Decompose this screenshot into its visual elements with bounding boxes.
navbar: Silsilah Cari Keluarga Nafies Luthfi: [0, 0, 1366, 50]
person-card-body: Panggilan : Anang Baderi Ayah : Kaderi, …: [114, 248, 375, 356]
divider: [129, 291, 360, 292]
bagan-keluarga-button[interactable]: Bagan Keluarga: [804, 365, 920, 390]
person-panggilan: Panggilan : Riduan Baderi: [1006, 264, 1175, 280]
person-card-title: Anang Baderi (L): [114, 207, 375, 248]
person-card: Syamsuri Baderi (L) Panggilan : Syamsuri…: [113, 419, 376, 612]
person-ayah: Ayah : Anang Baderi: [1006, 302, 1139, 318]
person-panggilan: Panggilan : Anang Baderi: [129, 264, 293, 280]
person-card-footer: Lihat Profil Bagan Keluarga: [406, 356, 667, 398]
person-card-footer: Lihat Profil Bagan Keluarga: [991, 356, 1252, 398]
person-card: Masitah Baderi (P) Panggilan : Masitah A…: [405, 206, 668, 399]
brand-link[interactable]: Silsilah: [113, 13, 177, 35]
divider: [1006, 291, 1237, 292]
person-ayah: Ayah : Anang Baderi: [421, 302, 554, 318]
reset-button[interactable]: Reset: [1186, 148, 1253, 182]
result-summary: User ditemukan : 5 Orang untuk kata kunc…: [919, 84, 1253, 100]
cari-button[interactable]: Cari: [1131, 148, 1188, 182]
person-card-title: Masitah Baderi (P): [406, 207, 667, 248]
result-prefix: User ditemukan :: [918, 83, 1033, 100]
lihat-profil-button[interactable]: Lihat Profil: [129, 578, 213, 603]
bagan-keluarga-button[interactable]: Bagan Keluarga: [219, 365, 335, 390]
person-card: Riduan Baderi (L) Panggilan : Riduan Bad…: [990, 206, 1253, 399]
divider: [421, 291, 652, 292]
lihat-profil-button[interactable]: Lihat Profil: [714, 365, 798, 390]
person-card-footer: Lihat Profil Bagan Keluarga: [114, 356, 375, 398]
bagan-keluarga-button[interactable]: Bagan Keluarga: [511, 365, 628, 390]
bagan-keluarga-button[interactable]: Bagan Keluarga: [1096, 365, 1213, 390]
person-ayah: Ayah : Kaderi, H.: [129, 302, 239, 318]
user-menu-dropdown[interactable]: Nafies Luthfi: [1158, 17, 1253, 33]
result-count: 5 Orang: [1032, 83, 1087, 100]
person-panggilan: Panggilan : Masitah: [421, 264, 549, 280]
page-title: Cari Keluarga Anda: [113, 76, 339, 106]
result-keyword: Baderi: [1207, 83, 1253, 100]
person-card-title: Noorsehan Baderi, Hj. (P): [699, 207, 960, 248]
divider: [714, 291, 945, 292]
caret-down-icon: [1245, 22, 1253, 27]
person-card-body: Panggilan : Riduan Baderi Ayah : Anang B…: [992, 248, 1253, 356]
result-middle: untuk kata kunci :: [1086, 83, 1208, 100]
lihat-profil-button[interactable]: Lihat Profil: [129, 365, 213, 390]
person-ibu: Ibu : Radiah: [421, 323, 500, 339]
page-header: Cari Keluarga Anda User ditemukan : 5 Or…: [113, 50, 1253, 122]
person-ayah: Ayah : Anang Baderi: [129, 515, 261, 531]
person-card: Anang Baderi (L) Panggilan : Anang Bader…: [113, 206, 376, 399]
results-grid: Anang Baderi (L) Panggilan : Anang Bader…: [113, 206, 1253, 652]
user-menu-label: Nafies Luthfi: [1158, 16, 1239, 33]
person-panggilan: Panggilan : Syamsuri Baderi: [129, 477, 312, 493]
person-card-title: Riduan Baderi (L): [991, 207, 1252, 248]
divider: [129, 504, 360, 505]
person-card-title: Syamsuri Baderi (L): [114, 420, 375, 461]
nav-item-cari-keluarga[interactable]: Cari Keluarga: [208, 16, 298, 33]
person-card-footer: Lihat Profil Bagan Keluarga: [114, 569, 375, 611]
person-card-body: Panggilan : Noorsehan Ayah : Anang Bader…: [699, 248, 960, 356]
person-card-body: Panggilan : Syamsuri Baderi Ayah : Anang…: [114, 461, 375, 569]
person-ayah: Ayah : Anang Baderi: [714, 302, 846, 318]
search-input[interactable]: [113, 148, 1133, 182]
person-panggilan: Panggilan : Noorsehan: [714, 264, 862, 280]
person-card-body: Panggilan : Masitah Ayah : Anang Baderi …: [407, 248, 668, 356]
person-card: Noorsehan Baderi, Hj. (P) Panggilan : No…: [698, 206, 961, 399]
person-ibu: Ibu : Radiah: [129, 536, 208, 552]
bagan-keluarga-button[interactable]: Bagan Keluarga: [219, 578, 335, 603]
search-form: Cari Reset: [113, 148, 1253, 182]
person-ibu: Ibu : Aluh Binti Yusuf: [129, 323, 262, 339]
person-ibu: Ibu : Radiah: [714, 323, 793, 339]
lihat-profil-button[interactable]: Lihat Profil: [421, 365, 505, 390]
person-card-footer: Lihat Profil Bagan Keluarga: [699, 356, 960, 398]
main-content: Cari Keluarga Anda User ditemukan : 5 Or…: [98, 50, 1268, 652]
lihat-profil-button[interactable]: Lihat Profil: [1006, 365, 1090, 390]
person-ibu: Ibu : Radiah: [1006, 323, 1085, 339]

_ _ _ _

Please list every line in the records above that contains the string "Radiah", matching case exactly.

_REPLY TO THE EXERCISE_:
person-ibu: Ibu : Radiah: [421, 323, 500, 339]
person-ibu: Ibu : Radiah: [129, 536, 208, 552]
person-ibu: Ibu : Radiah: [714, 323, 793, 339]
person-ibu: Ibu : Radiah: [1006, 323, 1085, 339]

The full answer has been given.